> Direction:
Recast the records, from the start through the line that contains "- button[interactable]: View: [0, 48, 256, 66]", as a Markdown table with the columns Row and Line. Put a row number in the first column and the line in the second, and leave out blank lines.

> Dataset excerpts:

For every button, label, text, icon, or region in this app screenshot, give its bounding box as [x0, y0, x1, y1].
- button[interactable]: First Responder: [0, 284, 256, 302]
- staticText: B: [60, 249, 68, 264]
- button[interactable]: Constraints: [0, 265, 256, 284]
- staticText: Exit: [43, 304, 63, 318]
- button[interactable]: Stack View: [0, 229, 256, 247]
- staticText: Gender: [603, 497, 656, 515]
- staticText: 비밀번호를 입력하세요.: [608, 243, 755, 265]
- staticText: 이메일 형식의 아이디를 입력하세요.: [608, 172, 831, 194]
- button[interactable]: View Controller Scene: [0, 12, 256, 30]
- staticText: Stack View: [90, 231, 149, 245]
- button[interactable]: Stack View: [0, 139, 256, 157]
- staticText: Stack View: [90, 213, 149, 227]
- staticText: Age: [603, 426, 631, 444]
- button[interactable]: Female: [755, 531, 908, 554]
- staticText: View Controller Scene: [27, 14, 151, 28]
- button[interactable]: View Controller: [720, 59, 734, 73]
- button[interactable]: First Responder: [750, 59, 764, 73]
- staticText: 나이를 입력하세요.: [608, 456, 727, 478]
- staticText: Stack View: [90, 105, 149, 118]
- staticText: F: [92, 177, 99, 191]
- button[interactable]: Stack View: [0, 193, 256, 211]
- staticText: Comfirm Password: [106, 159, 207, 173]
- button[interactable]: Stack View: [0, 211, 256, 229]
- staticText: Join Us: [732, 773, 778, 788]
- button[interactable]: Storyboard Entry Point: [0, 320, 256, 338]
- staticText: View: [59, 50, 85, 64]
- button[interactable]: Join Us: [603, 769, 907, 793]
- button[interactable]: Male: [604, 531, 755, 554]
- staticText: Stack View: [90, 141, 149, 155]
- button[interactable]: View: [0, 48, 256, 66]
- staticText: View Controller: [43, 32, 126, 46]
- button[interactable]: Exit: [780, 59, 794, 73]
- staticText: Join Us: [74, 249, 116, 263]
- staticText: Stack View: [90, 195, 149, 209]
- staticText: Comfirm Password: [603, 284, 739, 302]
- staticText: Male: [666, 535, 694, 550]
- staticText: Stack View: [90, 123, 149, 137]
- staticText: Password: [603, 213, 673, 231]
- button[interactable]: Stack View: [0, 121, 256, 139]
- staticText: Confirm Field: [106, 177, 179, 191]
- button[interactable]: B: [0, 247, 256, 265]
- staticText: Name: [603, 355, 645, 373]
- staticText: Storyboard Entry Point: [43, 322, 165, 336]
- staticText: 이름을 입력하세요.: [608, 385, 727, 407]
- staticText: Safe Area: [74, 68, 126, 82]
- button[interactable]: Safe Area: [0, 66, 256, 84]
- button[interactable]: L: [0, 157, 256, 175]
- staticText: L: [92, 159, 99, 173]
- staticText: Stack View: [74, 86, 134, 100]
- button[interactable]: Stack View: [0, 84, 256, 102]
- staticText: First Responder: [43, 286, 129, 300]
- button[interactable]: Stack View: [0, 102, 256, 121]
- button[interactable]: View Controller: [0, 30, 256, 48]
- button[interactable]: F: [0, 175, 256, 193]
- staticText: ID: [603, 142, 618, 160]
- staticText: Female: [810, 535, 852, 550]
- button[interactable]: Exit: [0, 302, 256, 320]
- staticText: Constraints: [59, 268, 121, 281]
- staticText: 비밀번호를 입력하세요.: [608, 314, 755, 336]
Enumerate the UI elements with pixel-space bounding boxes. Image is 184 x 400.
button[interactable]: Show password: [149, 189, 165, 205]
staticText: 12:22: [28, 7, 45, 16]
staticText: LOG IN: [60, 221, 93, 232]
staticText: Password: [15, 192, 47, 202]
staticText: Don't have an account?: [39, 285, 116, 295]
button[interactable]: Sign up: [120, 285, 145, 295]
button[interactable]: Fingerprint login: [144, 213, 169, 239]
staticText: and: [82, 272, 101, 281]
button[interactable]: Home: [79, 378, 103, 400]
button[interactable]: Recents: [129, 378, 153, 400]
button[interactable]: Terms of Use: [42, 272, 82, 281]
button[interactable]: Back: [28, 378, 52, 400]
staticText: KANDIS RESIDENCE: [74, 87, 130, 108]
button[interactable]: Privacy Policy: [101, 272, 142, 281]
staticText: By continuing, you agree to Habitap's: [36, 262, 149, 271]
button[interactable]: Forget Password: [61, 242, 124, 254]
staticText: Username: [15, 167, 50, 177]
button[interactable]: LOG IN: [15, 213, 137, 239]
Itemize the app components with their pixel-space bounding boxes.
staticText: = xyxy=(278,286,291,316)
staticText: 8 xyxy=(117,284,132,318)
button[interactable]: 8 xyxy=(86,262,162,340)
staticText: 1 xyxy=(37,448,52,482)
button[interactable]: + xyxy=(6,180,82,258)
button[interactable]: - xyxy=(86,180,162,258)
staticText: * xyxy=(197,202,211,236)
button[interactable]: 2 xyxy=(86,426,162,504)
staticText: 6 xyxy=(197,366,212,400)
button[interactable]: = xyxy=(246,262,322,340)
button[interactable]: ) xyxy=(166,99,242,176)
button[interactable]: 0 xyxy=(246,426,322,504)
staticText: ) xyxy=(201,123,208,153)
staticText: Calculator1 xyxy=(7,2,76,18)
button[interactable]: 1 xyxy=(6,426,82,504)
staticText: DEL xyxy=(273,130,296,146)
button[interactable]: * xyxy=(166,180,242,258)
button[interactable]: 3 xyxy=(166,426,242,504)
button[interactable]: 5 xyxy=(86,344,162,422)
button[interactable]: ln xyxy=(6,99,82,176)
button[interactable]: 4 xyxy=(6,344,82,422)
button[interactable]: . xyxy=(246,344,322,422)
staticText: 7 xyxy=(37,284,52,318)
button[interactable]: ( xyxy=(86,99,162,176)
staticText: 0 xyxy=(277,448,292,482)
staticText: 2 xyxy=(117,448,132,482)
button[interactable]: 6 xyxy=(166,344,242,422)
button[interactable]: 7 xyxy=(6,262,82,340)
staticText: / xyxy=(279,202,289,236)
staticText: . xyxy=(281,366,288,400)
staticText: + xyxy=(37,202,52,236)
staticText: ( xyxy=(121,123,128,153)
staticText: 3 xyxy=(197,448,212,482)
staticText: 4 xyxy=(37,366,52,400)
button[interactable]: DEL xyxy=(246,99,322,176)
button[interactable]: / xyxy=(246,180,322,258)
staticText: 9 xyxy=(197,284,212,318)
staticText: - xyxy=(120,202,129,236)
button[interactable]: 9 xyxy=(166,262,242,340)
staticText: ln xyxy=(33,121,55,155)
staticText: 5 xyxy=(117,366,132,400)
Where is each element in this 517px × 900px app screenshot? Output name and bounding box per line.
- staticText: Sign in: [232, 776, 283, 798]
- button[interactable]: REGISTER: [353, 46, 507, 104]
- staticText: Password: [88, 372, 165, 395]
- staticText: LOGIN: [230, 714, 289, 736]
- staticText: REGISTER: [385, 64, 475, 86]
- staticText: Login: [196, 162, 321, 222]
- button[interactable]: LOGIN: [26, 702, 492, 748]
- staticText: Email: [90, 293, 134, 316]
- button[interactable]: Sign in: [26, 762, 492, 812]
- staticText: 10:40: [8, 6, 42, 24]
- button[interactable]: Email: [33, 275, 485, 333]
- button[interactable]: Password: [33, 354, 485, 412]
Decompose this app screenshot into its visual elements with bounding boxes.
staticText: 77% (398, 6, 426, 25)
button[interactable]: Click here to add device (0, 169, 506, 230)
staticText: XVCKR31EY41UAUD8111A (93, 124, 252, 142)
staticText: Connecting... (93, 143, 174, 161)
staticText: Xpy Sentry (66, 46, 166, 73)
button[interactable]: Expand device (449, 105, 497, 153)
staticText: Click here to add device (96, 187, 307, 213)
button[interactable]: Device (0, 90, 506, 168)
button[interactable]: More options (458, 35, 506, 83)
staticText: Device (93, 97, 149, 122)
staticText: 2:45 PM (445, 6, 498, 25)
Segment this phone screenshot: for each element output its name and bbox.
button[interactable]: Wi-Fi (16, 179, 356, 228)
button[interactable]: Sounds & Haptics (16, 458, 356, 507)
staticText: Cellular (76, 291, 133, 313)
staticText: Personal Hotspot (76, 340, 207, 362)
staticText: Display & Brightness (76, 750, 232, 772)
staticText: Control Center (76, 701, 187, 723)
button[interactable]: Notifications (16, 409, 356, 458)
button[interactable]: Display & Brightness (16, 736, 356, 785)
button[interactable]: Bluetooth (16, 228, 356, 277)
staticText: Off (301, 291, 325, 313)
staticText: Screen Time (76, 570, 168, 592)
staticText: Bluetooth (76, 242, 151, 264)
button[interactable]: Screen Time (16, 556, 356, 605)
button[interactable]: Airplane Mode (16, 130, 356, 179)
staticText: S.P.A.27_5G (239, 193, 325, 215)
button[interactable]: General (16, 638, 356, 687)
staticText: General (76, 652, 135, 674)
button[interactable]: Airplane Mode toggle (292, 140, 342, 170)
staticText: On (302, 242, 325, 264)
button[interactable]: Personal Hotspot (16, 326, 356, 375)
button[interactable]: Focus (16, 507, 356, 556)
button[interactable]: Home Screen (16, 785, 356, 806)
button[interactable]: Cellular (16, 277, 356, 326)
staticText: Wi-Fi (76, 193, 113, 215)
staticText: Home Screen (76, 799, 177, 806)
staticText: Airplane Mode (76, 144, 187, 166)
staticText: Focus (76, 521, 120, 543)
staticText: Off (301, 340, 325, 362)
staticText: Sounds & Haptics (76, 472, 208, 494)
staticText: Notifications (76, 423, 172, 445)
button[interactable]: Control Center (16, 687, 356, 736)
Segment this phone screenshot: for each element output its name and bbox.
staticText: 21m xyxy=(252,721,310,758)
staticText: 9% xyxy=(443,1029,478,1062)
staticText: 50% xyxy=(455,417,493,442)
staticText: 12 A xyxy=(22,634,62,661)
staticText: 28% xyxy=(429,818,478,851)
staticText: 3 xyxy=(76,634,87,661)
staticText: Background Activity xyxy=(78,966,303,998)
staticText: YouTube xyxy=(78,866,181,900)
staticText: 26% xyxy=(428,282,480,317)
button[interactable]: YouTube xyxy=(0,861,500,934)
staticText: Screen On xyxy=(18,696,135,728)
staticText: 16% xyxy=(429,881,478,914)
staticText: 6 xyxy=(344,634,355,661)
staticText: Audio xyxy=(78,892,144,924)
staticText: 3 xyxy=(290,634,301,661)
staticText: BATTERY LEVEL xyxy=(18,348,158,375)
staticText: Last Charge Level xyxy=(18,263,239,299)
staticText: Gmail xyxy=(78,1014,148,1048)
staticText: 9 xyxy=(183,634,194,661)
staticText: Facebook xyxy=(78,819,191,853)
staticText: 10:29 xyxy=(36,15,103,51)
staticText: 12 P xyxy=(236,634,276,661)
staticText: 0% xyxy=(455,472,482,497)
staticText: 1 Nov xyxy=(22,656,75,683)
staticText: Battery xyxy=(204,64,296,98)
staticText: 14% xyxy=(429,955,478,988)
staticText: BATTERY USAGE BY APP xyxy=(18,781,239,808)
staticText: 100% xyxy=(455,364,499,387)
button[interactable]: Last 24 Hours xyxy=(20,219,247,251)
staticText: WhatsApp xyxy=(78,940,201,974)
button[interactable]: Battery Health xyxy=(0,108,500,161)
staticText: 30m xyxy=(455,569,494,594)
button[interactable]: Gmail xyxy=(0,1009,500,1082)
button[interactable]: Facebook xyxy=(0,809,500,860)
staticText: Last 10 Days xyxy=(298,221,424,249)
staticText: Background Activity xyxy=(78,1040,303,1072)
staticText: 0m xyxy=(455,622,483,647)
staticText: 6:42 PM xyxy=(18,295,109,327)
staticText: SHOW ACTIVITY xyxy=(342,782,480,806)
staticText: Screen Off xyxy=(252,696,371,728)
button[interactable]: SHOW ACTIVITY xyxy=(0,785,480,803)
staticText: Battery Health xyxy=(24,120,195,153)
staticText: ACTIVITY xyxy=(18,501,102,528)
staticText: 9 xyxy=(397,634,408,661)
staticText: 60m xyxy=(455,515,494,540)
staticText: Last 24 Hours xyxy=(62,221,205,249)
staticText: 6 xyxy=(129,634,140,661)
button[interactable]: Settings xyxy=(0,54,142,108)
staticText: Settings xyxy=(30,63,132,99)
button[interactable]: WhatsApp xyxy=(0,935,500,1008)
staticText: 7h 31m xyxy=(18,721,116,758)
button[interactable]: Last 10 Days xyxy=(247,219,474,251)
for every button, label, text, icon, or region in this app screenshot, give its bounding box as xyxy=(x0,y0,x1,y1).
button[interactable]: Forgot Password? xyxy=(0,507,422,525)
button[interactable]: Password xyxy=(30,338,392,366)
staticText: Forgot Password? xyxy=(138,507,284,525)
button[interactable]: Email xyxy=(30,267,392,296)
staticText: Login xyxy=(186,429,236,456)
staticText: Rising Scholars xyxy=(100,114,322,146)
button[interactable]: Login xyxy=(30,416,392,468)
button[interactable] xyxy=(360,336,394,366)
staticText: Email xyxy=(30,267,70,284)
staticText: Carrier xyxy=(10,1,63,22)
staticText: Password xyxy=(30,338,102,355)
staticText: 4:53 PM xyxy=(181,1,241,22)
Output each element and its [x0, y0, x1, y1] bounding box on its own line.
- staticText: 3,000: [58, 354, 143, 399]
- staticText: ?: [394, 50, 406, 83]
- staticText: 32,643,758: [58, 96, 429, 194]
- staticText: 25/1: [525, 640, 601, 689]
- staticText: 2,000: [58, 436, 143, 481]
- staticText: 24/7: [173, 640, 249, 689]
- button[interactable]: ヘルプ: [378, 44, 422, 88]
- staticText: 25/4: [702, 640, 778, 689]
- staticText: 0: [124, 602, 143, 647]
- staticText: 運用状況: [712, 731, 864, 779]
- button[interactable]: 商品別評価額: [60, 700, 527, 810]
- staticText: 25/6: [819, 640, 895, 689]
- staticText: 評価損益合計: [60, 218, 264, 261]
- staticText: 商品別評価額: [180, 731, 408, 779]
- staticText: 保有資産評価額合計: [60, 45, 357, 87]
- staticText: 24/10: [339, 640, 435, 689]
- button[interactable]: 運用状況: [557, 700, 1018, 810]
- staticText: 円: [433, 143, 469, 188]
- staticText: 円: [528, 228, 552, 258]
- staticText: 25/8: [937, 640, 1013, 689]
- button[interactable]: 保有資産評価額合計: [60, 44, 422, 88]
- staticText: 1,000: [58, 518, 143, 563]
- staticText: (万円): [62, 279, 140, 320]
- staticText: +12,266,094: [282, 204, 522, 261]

> Result of this task:
| Row | Line |
|---|---|
| 1 | For every button, label, text, icon, or region in this app screenshot, give its bounding box as [x0, y0, x1, y1]. |
| 2 | - button[interactable]: First Responder: [0, 284, 256, 302] |
| 3 | - staticText: B: [60, 249, 68, 264] |
| 4 | - button[interactable]: Constraints: [0, 265, 256, 284] |
| 5 | - staticText: Exit: [43, 304, 63, 318] |
| 6 | - button[interactable]: Stack View: [0, 229, 256, 247] |
| 7 | - staticText: Gender: [603, 497, 656, 515] |
| 8 | - staticText: 비밀번호를 입력하세요.: [608, 243, 755, 265] |
| 9 | - staticText: 이메일 형식의 아이디를 입력하세요.: [608, 172, 831, 194] |
| 10 | - button[interactable]: View Controller Scene: [0, 12, 256, 30] |
| 11 | - staticText: Stack View: [90, 231, 149, 245] |
| 12 | - button[interactable]: Stack View: [0, 139, 256, 157] |
| 13 | - staticText: Stack View: [90, 213, 149, 227] |
| 14 | - staticText: Age: [603, 426, 631, 444] |
| 15 | - button[interactable]: Female: [755, 531, 908, 554] |
| 16 | - staticText: View Controller Scene: [27, 14, 151, 28] |
| 17 | - button[interactable]: View Controller: [720, 59, 734, 73] |
| 18 | - button[interactable]: First Responder: [750, 59, 764, 73] |
| 19 | - staticText: 나이를 입력하세요.: [608, 456, 727, 478] |
| 20 | - staticText: Stack View: [90, 105, 149, 118] |
| 21 | - staticText: F: [92, 177, 99, 191] |
| 22 | - button[interactable]: Stack View: [0, 193, 256, 211] |
| 23 | - staticText: Comfirm Password: [106, 159, 207, 173] |
| 24 | - button[interactable]: Stack View: [0, 211, 256, 229] |
| 25 | - staticText: Join Us: [732, 773, 778, 788] |
| 26 | - button[interactable]: Storyboard Entry Point: [0, 320, 256, 338] |
| 27 | - staticText: View: [59, 50, 85, 64] |
| 28 | - button[interactable]: Join Us: [603, 769, 907, 793] |
| 29 | - button[interactable]: Male: [604, 531, 755, 554] |
| 30 | - staticText: Stack View: [90, 141, 149, 155] |
| 31 | - button[interactable]: View: [0, 48, 256, 66] |